[OBJECTIVE]
Find each line in the listings below that contains the string "panel", and copy every such line.

=== MATERIAL SHOWN ===

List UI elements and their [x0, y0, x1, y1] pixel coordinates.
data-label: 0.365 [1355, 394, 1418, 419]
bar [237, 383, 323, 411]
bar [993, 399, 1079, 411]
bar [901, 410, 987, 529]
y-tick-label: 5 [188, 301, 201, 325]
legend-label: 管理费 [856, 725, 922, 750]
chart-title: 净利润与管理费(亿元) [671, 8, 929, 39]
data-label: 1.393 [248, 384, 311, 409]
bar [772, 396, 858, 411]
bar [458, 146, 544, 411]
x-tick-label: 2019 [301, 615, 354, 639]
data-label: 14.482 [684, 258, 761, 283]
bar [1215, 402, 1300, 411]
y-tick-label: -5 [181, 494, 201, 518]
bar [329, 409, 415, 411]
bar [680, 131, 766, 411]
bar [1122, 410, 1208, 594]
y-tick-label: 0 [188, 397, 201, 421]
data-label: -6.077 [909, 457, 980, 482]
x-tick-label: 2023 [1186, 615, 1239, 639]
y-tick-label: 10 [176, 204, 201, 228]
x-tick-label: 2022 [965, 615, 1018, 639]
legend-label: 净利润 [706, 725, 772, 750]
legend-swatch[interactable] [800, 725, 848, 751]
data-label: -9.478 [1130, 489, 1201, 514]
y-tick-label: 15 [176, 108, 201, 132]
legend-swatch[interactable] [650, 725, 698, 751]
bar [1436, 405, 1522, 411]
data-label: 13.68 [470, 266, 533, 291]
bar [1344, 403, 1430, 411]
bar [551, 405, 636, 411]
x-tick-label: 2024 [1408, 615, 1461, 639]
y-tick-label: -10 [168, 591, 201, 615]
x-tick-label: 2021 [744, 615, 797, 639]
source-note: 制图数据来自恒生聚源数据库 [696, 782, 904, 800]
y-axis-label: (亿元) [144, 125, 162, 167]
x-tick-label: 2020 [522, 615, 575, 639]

===
=== MATERIAL SHOWN ===

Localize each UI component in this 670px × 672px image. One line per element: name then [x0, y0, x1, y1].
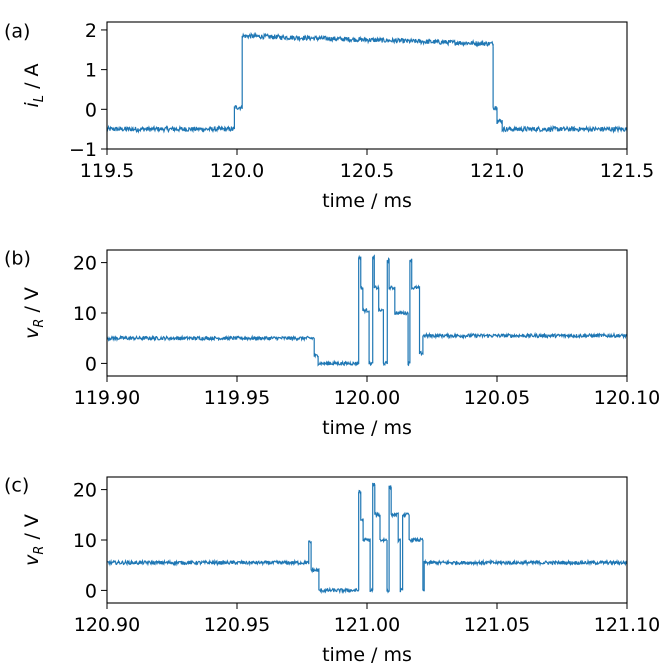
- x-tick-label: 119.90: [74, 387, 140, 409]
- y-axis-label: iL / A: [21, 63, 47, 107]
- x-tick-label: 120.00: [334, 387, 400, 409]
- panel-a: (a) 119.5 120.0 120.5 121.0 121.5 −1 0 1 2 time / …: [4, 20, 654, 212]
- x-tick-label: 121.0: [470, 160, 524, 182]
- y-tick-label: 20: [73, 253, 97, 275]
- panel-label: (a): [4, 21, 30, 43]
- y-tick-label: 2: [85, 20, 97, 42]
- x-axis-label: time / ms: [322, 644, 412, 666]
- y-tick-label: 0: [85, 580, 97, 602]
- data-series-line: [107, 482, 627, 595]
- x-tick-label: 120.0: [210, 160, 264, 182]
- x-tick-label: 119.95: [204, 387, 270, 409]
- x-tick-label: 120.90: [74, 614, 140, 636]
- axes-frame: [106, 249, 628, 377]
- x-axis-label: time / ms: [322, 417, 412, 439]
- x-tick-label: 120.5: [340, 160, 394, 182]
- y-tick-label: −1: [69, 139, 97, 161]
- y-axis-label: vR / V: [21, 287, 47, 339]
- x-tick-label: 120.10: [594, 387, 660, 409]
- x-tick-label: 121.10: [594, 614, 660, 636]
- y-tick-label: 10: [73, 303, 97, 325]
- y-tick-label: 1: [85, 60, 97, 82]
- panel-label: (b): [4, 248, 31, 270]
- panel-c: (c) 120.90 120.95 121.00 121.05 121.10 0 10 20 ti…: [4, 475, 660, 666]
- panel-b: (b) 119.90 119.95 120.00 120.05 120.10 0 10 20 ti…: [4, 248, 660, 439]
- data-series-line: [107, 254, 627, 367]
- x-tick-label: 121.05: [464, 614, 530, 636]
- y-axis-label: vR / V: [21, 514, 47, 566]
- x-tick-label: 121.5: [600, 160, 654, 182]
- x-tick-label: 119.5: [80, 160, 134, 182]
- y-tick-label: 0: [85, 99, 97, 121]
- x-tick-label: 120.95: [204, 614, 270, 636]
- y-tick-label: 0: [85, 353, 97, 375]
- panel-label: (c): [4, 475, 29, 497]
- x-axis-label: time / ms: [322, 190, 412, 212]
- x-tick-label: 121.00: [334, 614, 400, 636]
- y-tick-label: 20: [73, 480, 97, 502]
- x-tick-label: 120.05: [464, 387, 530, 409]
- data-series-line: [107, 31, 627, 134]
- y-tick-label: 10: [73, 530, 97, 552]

===

[SOLUTION]
- panel-a: (a) 119.5 120.0 120.5 121.0 121.5 −1 0 1 2 time / …: [4, 20, 654, 212]
- panel-label: (a): [4, 21, 30, 43]
- panel-label: (b): [4, 248, 31, 270]
- panel-c: (c) 120.90 120.95 121.00 121.05 121.10 0 10 20 ti…: [4, 475, 660, 666]
- panel-b: (b) 119.90 119.95 120.00 120.05 120.10 0 10 20 ti…: [4, 248, 660, 439]
- panel-label: (c): [4, 475, 29, 497]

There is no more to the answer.